(Data supplied)
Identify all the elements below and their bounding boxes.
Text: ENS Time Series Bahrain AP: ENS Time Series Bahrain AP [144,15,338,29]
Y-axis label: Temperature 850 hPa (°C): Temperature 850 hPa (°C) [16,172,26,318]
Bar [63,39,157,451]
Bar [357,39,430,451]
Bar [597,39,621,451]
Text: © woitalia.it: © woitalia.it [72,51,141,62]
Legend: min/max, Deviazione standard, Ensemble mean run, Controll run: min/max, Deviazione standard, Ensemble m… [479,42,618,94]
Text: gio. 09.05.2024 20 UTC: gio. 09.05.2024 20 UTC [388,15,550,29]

(What to do) Locate each line in the entries above that contains the word "Text" and copy those lines. Case counts.

(Exercise response)
Text: ENS Time Series Bahrain AP: ENS Time Series Bahrain AP [144,15,338,29]
Text: © woitalia.it: © woitalia.it [72,51,141,62]
Text: gio. 09.05.2024 20 UTC: gio. 09.05.2024 20 UTC [388,15,550,29]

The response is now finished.